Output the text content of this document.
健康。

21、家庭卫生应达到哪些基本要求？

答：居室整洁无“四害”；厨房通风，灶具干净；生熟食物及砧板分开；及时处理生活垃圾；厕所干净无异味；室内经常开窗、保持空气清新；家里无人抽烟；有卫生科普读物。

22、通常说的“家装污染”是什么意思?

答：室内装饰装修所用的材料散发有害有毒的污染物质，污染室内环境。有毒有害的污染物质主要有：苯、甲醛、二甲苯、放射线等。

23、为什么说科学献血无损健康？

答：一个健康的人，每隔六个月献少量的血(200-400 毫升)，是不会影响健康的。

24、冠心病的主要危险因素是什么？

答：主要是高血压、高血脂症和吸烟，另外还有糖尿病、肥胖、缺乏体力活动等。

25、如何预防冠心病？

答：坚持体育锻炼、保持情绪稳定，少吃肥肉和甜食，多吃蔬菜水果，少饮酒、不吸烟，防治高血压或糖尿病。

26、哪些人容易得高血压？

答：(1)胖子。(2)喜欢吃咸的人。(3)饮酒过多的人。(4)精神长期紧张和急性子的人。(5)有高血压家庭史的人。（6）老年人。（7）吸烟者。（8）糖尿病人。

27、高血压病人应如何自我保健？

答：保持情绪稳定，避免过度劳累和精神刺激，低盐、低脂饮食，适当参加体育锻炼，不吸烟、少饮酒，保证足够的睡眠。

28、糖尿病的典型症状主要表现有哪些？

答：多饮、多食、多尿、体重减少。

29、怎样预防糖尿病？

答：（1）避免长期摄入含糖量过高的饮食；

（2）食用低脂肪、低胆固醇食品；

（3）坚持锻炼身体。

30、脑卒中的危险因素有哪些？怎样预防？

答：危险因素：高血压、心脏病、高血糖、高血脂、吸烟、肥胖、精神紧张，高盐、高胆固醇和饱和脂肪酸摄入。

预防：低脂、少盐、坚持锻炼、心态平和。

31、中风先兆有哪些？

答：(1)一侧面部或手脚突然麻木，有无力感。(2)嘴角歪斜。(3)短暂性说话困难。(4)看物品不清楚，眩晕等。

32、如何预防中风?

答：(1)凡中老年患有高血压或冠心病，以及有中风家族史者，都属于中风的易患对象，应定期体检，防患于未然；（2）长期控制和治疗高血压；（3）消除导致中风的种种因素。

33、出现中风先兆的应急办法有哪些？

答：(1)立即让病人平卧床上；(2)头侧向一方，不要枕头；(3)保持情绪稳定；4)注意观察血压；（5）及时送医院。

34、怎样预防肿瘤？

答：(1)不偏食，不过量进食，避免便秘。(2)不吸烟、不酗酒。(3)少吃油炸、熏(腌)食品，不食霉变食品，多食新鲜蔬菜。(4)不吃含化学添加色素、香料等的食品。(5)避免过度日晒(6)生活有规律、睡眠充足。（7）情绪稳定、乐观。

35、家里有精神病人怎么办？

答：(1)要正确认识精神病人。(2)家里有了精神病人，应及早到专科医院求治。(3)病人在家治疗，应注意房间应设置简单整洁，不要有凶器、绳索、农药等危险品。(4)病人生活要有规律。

==============================

Reproduce all of the data exactly as given.

The completed task
Output the text content of this document.
健康。

21、家庭卫生应达到哪些基本要求？

答：居室整洁无“四害”；厨房通风，灶具干净；生熟食物及砧板分开；及时处理生活垃圾；厕所干净无异味；室内经常开窗、保持空气清新；家里无人抽烟；有卫生科普读物。

22、通常说的“家装污染”是什么意思?

答：室内装饰装修所用的材料散发有害有毒的污染物质，污染室内环境。有毒有害的污染物质主要有：苯、甲醛、二甲苯、放射线等。

23、为什么说科学献血无损健康？

答：一个健康的人，每隔六个月献少量的血(200-400 毫升)，是不会影响健康的。

24、冠心病的主要危险因素是什么？

答：主要是高血压、高血脂症和吸烟，另外还有糖尿病、肥胖、缺乏体力活动等。

25、如何预防冠心病？

答：坚持体育锻炼、保持情绪稳定，少吃肥肉和甜食，多吃蔬菜水果，少饮酒、不吸烟，防治高血压或糖尿病。

26、哪些人容易得高血压？

答：(1)胖子。(2)喜欢吃咸的人。(3)饮酒过多的人。(4)精神长期紧张和急性子的人。(5)有高血压家庭史的人。（6）老年人。（7）吸烟者。（8）糖尿病人。

27、高血压病人应如何自我保健？

答：保持情绪稳定，避免过度劳累和精神刺激，低盐、低脂饮食，适当参加体育锻炼，不吸烟、少饮酒，保证足够的睡眠。

28、糖尿病的典型症状主要表现有哪些？

答：多饮、多食、多尿、体重减少。

29、怎样预防糖尿病？

答：（1）避免长期摄入含糖量过高的饮食；

（2）食用低脂肪、低胆固醇食品；

（3）坚持锻炼身体。

30、脑卒中的危险因素有哪些？怎样预防？

答：危险因素：高血压、心脏病、高血糖、高血脂、吸烟、肥胖、精神紧张，高盐、高胆固醇和饱和脂肪酸摄入。

预防：低脂、少盐、坚持锻炼、心态平和。

31、中风先兆有哪些？

答：(1)一侧面部或手脚突然麻木，有无力感。(2)嘴角歪斜。(3)短暂性说话困难。(4)看物品不清楚，眩晕等。

32、如何预防中风?

答：(1)凡中老年患有高血压或冠心病，以及有中风家族史者，都属于中风的易患对象，应定期体检，防患于未然；（2）长期控制和治疗高血压；（3）消除导致中风的种种因素。

33、出现中风先兆的应急办法有哪些？

答：(1)立即让病人平卧床上；(2)头侧向一方，不要枕头；(3)保持情绪稳定；4)注意观察血压；（5）及时送医院。

34、怎样预防肿瘤？

答：(1)不偏食，不过量进食，避免便秘。(2)不吸烟、不酗酒。(3)少吃油炸、熏(腌)食品，不食霉变食品，多食新鲜蔬菜。(4)不吃含化学添加色素、香料等的食品。(5)避免过度日晒(6)生活有规律、睡眠充足。（7）情绪稳定、乐观。

35、家里有精神病人怎么办？

答：(1)要正确认识精神病人。(2)家里有了精神病人，应及早到专科医院求治。(3)病人在家治疗，应注意房间应设置简单整洁，不要有凶器、绳索、农药等危险品。(4)病人生活要有规律。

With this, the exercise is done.